→ **WORK TO DO**
Check every line below for the word "body" and copy the ones that have it.

→ **WORKING DATA**

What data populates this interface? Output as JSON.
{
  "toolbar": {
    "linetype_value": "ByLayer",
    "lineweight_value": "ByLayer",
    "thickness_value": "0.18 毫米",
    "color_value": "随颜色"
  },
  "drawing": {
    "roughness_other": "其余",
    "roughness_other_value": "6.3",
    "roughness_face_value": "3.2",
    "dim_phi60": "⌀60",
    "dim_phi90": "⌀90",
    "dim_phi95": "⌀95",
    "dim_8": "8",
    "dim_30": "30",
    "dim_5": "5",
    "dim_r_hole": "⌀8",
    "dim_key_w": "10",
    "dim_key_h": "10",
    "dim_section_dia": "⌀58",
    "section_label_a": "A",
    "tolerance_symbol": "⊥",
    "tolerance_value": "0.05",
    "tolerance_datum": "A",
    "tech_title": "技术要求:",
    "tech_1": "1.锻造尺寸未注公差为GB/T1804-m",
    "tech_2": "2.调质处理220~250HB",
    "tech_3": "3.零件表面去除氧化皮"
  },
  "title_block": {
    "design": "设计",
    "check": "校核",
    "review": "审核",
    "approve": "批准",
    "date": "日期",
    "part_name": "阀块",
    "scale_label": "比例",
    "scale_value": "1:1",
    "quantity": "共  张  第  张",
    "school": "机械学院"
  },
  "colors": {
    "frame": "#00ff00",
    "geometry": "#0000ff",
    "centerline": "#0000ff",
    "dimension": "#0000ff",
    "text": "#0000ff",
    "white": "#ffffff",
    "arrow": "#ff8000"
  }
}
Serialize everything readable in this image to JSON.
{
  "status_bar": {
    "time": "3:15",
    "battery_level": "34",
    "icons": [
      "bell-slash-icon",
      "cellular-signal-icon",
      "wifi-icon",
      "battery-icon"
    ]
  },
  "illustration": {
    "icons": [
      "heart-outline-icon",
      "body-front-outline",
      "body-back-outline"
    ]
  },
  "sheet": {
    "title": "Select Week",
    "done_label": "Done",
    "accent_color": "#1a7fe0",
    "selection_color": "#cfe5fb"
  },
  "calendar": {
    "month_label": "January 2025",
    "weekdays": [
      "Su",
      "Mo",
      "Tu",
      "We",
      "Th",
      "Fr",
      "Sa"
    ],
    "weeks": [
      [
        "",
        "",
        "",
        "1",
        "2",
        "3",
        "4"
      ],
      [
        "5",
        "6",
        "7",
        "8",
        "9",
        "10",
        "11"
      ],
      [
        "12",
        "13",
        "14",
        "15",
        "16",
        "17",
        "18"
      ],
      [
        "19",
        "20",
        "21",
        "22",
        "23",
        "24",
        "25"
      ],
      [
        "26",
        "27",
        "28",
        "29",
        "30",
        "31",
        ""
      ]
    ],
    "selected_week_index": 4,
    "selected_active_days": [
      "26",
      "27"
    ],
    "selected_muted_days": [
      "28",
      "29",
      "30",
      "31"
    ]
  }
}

→ **THE OUTPUT**
      "body-front-outline",
      "body-back-outline"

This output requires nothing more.